**AVAILABLE DATA:**
┌──
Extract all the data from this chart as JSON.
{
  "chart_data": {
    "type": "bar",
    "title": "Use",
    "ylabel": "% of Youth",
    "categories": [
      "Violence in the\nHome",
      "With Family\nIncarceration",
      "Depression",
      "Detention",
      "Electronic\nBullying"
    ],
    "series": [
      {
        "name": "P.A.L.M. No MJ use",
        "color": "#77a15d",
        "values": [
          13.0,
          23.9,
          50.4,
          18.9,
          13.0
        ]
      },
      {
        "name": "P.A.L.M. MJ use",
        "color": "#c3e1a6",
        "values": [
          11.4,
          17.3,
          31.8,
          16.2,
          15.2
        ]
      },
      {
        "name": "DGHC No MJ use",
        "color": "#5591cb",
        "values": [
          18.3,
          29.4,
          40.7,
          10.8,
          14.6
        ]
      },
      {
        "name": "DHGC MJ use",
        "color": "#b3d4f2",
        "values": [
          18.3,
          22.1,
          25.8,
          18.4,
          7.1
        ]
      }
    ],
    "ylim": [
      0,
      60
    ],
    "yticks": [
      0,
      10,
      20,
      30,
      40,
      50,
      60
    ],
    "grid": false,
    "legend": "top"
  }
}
└──
┌──
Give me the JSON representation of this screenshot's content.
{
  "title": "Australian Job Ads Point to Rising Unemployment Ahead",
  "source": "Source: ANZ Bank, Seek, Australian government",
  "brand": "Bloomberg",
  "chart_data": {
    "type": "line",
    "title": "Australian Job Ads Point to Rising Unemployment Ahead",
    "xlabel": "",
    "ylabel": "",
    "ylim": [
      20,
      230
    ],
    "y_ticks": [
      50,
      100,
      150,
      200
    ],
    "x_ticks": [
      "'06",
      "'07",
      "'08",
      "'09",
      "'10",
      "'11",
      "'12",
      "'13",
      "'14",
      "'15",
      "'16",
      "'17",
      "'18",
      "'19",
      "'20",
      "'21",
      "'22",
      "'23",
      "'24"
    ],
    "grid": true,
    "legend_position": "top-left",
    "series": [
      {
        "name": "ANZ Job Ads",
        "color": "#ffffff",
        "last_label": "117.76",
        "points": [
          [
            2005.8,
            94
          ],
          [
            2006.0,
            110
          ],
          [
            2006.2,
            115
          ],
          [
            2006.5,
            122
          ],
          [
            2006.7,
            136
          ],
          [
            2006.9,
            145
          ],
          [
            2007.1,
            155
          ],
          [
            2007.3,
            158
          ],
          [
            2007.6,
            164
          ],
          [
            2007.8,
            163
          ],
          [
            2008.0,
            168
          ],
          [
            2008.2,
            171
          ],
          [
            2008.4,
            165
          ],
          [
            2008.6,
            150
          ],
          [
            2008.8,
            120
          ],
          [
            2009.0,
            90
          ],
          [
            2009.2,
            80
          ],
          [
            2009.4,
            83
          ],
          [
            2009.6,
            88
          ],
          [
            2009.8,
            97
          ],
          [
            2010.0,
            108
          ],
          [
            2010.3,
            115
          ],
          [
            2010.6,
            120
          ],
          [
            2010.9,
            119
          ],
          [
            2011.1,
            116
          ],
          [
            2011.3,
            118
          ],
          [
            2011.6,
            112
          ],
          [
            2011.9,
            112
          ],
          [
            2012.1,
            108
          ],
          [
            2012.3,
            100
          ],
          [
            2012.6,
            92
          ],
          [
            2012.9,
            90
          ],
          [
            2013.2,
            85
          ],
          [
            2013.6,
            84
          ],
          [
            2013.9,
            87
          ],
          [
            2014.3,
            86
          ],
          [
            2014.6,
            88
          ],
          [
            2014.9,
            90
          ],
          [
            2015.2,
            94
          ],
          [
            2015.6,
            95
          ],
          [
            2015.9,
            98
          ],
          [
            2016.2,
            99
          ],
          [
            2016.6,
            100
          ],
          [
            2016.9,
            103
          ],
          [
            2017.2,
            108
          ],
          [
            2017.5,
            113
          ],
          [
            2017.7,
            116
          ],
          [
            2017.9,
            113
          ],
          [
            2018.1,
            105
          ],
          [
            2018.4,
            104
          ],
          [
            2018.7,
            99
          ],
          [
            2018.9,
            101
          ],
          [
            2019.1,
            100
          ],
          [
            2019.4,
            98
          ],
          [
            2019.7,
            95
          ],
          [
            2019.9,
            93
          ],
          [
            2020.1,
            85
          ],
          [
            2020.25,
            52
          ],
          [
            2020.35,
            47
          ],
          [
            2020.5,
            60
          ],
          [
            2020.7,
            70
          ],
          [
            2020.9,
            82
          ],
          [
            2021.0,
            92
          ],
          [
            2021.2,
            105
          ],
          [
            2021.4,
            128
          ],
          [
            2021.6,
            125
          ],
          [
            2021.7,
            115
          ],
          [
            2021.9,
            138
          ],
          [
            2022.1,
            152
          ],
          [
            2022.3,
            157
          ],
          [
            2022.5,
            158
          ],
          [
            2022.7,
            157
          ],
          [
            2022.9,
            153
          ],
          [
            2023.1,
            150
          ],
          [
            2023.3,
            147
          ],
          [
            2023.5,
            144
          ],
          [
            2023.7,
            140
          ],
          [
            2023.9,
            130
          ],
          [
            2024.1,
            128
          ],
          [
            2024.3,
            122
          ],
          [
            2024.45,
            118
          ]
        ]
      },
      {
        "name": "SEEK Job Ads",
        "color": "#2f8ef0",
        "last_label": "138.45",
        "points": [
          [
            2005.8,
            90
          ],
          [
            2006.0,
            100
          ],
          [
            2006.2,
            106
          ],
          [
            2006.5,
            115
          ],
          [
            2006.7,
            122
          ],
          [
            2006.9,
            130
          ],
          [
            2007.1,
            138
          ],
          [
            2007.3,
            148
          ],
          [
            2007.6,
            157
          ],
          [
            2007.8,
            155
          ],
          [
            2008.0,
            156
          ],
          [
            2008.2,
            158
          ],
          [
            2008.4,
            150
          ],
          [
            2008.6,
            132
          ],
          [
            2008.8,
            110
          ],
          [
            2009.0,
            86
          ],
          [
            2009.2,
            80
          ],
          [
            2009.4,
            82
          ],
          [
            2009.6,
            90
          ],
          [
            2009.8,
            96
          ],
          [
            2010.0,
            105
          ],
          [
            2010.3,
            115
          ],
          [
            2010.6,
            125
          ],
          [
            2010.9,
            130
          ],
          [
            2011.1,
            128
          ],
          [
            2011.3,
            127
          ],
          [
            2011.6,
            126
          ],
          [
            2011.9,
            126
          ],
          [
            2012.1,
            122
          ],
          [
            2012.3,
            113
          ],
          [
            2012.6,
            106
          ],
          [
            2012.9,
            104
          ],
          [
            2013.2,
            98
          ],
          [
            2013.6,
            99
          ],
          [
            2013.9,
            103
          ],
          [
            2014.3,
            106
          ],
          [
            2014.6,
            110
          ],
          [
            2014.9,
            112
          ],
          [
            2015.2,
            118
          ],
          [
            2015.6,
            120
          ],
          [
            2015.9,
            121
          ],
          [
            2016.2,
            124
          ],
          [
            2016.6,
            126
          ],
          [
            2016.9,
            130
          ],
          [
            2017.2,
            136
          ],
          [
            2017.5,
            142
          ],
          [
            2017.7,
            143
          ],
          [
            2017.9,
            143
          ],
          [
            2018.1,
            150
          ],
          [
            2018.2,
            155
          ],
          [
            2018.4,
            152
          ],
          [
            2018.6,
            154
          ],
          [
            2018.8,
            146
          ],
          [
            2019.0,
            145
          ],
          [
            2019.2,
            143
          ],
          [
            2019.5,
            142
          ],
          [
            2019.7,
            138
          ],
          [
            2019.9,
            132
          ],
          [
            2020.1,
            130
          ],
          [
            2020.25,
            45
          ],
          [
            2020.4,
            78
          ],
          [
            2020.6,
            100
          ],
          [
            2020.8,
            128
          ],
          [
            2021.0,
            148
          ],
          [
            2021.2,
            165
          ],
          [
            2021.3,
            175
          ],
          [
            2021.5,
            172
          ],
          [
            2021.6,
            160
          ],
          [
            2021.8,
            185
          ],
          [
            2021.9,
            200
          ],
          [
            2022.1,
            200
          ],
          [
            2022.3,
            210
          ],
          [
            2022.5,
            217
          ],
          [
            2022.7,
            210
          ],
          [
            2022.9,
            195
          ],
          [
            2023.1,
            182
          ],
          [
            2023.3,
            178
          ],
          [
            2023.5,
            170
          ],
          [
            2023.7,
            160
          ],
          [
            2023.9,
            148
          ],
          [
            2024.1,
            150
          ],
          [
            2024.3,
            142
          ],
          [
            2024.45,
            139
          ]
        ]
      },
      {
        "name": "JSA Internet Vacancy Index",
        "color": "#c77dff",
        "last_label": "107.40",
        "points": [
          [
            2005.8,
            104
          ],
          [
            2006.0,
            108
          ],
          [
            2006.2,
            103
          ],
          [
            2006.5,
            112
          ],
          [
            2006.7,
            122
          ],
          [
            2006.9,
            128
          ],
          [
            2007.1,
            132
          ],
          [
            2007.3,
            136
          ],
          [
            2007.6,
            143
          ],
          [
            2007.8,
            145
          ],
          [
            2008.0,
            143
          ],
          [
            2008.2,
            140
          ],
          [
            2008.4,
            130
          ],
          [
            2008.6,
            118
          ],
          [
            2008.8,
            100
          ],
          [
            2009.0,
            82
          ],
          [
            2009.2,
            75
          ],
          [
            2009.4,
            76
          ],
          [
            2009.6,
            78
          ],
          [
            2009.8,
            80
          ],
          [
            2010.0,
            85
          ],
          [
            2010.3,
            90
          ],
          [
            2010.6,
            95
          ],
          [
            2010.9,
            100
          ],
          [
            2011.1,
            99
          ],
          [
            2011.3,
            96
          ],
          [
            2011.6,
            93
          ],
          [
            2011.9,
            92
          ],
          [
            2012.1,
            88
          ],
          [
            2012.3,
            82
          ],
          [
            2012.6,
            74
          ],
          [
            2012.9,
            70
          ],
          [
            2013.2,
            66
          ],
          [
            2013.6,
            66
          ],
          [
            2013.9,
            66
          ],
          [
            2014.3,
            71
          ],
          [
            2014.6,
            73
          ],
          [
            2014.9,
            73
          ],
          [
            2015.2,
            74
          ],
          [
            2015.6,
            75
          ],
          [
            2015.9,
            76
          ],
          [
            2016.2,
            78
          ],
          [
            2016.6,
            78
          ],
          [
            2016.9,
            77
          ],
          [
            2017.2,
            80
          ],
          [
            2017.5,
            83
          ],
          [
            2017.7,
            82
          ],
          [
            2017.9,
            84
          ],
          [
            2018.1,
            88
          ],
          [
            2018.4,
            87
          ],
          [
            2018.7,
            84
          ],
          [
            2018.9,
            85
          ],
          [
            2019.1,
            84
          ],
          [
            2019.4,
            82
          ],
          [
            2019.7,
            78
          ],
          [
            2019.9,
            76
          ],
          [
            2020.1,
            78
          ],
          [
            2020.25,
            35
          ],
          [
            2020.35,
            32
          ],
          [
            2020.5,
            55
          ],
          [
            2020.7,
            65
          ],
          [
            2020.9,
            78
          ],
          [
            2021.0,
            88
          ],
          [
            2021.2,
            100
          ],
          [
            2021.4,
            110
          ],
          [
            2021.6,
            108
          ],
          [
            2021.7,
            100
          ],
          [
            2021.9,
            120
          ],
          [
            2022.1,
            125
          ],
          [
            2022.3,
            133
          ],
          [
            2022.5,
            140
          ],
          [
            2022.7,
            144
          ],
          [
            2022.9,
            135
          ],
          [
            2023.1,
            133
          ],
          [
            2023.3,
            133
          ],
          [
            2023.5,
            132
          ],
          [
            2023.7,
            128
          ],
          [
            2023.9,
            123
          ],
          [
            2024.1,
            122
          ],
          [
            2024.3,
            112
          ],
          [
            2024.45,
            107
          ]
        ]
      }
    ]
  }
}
└──
**SET PROBLEM:** Scan the listing above for the word "title" and show each line where it is found.

**RESULT OF THIS EXERCISE:**
    "title": "Use",
  "title": "Australian Job Ads Point to Rising Unemployment Ahead",
    "title": "Australian Job Ads Point to Rising Unemployment Ahead",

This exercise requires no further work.